* _TO DO_: Tally how many lines include "whom". The number is the whole answer.

* _DATA PROVIDED_:
================

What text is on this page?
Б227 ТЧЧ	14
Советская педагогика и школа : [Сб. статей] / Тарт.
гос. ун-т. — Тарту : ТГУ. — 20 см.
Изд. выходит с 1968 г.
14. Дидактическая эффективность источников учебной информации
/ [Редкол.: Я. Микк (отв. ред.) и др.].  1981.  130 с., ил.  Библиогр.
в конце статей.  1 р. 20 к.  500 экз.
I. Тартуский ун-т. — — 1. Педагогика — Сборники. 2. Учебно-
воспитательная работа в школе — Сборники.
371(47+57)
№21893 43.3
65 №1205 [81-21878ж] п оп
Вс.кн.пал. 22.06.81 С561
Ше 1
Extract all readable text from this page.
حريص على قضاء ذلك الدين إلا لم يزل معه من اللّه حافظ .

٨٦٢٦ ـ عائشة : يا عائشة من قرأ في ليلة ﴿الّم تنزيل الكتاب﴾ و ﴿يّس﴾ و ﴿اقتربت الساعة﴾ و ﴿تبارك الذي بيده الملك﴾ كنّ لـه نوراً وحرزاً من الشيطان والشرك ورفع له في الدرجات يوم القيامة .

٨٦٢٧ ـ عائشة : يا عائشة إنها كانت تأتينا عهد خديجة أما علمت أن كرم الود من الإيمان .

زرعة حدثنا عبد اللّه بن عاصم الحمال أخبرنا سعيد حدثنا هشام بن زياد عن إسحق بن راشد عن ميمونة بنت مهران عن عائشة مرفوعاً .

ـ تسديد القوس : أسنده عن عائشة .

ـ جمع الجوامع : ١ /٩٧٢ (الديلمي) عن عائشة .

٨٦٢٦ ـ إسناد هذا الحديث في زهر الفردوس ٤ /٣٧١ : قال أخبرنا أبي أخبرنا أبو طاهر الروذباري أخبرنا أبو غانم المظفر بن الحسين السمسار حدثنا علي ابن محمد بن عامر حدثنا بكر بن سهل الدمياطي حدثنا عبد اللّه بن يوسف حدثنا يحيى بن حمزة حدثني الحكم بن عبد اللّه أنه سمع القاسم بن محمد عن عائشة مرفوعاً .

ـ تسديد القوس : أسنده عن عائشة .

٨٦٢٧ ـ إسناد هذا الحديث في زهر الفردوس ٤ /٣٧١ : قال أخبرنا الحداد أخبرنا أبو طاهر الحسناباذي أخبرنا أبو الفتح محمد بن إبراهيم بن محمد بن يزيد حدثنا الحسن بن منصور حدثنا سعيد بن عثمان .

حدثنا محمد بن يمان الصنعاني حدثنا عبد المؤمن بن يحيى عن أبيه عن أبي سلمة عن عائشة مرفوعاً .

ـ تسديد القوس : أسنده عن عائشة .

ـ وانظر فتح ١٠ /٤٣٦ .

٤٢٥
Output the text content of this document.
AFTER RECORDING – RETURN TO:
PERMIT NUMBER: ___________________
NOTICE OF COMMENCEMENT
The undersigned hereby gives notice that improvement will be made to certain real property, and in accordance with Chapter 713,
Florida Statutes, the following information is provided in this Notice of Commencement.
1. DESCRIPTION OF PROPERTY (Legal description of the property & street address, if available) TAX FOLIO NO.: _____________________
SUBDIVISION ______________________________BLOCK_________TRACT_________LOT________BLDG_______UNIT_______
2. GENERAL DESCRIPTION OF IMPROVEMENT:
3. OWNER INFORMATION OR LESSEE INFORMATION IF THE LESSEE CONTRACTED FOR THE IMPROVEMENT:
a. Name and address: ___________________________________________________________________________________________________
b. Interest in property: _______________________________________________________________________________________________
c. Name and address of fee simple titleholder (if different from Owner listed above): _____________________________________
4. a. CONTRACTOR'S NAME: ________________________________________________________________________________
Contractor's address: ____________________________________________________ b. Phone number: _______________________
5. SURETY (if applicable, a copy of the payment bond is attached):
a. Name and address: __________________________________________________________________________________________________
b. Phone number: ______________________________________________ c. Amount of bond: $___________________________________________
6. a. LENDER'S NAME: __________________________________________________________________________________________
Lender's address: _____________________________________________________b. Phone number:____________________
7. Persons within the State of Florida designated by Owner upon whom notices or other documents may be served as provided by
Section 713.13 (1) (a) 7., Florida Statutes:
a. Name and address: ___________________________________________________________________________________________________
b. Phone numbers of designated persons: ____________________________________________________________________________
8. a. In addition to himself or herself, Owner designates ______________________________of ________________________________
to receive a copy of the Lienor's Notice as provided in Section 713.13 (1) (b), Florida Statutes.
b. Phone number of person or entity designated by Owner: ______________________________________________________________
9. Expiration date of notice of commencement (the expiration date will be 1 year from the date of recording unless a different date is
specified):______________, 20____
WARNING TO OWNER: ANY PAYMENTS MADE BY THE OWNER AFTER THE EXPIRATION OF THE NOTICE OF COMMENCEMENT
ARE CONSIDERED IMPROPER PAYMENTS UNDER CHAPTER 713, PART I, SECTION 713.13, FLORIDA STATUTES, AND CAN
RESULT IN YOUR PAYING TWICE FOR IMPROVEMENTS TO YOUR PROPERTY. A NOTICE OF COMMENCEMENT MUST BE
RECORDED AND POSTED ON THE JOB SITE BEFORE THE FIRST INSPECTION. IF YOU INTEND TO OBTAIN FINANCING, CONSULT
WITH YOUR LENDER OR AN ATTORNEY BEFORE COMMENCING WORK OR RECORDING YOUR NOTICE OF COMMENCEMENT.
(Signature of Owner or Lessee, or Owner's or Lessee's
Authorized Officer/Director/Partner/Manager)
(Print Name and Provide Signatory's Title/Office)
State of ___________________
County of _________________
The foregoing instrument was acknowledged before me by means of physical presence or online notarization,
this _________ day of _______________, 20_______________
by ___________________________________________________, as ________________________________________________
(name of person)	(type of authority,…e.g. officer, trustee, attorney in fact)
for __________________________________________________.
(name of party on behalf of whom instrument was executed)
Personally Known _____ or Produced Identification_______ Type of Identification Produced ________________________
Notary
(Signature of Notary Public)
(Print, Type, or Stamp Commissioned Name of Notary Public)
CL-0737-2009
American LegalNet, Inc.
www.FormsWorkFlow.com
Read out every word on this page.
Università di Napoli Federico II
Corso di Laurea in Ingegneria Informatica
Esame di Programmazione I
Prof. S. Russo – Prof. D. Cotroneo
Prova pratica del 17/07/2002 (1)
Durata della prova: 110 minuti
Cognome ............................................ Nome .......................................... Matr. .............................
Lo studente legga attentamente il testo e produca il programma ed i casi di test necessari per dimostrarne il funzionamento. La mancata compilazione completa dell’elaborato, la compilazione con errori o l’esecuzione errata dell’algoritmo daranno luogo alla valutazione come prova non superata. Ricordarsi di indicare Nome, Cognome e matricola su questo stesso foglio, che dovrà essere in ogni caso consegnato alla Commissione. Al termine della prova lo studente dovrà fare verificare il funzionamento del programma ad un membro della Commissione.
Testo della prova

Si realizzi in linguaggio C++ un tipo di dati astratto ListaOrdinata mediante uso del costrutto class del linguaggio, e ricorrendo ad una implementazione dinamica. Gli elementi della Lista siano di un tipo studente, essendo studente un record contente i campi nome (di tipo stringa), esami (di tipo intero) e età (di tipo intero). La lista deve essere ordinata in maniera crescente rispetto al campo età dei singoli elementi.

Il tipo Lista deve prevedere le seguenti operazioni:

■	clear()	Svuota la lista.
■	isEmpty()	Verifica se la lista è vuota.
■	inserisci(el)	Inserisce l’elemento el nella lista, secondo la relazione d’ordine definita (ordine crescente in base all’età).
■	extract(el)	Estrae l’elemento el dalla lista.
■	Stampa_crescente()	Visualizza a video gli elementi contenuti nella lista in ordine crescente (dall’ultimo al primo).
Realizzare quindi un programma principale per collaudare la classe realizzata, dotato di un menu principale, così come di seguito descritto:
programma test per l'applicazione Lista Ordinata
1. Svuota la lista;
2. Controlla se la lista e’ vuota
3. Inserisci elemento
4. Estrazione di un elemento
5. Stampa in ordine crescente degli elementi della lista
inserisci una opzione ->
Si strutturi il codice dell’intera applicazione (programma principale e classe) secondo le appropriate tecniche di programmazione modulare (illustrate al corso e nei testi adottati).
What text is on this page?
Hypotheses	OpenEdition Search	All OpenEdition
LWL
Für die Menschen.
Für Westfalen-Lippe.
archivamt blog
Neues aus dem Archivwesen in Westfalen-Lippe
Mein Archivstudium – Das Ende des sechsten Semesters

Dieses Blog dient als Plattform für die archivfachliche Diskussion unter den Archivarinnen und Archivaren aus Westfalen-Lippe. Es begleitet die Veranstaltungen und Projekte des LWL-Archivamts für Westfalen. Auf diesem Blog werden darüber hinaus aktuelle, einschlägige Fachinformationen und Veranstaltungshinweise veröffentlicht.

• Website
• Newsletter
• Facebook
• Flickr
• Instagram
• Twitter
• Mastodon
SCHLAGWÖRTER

================

* _FULL ANSWER_: 2